* GOAL OF THE EXERCISE
Return the lines below that carry the word "związane".

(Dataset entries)
● ● ● ● ● ● ●

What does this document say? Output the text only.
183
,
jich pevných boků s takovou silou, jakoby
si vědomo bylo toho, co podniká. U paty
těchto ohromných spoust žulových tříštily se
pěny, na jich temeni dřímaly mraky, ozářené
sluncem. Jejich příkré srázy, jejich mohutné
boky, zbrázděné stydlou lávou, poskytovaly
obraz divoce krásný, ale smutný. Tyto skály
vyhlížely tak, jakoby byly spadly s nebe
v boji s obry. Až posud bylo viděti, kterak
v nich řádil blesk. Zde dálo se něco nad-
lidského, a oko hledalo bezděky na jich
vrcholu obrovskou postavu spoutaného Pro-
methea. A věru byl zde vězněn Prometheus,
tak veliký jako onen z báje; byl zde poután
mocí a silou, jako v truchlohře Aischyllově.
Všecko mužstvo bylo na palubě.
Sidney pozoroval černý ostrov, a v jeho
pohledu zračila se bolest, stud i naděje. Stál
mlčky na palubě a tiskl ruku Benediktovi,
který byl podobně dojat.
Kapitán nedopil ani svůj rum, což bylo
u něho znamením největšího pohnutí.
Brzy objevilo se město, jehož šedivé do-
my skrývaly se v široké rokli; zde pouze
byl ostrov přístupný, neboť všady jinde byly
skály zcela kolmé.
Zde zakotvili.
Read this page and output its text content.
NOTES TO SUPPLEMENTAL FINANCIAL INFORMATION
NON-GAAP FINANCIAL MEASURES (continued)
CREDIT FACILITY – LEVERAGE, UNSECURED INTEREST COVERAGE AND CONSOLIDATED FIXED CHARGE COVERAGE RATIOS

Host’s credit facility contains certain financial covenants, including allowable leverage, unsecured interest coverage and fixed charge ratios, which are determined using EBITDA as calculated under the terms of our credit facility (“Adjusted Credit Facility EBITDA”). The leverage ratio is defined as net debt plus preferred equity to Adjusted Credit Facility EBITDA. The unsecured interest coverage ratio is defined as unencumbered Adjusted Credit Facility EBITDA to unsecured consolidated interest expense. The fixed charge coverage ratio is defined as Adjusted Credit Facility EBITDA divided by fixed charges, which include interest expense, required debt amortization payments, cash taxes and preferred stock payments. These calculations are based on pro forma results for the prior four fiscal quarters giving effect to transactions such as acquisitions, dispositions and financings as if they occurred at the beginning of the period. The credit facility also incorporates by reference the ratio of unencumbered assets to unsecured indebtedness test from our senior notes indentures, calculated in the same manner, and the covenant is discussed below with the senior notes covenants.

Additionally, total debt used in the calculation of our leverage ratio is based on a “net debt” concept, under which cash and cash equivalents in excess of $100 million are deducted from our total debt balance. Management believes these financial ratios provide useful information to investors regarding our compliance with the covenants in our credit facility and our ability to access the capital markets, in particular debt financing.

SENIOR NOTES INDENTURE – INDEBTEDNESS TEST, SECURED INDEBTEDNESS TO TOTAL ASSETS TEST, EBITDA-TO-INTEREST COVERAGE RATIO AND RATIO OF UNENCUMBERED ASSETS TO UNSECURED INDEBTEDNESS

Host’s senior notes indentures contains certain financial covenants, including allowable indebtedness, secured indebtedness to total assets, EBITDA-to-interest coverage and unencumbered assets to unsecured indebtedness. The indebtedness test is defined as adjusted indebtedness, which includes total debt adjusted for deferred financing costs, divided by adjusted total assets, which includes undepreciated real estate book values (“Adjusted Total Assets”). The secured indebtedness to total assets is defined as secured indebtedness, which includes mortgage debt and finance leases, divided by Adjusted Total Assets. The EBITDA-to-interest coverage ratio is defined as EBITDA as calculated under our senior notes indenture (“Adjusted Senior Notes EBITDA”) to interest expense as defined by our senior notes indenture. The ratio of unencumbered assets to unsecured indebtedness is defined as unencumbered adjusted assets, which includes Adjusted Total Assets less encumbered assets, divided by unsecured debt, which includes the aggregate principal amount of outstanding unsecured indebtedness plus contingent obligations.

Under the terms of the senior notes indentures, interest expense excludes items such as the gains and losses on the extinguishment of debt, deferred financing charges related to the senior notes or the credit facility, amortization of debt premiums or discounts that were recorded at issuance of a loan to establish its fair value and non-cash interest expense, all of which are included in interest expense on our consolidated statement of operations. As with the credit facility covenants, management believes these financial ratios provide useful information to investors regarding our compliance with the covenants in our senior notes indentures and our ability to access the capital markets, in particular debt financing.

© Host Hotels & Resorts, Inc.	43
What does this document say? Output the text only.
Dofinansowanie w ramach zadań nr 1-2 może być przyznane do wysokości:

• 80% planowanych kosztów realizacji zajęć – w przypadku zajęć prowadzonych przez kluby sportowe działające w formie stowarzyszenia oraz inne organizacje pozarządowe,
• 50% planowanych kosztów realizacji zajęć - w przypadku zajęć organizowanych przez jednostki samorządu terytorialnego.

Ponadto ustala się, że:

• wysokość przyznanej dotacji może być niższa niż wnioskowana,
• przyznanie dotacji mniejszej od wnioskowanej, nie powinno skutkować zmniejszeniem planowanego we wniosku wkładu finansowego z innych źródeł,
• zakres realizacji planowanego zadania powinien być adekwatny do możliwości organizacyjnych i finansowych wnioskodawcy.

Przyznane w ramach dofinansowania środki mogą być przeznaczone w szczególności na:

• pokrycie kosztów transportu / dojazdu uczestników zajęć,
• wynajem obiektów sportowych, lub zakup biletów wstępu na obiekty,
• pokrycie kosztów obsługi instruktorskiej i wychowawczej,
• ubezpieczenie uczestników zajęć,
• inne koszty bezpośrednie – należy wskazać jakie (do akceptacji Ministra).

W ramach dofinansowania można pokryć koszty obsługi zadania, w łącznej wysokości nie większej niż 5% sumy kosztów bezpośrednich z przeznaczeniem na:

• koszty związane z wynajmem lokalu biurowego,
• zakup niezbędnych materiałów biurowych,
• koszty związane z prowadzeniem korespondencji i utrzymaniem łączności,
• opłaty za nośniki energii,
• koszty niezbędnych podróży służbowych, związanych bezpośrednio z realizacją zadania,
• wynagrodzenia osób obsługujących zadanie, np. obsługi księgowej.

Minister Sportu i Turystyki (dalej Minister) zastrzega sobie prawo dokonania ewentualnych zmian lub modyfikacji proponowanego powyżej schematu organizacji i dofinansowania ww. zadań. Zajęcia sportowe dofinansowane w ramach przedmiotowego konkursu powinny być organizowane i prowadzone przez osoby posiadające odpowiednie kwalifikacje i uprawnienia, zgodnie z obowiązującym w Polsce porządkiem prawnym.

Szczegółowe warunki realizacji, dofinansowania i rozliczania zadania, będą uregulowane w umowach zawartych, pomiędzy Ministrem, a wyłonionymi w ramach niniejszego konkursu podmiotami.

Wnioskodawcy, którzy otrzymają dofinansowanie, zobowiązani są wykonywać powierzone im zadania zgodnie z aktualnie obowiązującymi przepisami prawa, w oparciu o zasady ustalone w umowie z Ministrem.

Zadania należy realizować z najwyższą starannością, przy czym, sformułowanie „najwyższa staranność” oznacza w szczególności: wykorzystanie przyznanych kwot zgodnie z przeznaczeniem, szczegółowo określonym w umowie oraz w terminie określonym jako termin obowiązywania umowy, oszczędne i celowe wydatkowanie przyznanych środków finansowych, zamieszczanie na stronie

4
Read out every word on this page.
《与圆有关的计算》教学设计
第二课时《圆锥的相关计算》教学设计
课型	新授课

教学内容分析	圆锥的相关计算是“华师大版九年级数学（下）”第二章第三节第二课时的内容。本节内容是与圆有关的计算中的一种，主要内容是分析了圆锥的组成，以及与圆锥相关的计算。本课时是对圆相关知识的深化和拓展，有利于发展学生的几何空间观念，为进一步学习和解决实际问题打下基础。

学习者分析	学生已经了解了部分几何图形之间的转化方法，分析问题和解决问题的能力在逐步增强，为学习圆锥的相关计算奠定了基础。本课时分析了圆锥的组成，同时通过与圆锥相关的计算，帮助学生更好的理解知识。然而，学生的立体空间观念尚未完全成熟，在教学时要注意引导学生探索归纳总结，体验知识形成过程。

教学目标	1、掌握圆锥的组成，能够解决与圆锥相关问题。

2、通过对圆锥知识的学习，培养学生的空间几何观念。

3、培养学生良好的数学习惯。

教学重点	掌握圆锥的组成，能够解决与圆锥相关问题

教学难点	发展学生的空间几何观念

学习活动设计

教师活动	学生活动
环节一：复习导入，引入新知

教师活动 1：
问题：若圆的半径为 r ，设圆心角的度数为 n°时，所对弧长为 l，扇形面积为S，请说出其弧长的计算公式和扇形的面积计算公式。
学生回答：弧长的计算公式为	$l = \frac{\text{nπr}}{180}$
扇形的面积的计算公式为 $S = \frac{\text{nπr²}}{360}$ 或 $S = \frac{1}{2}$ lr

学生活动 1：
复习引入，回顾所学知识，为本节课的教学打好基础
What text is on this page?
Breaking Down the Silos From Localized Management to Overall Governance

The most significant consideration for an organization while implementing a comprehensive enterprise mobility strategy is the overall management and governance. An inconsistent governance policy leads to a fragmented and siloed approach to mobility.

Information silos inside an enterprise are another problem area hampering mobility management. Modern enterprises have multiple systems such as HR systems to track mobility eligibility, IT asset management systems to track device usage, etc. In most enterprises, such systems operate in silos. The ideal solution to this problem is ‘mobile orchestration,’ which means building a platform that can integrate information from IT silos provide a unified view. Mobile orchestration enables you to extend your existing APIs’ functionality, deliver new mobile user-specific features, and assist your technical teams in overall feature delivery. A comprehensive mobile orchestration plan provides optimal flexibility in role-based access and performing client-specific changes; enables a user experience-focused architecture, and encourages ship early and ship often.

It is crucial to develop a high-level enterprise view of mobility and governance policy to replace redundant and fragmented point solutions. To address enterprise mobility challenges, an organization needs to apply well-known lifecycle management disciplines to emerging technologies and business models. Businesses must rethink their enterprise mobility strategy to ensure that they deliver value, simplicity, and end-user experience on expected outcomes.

● ● ● ● ● ● ●

* TASK RESULT
• koszty związane z wynajmem lokalu biurowego,
• koszty związane z prowadzeniem korespondencji i utrzymaniem łączności,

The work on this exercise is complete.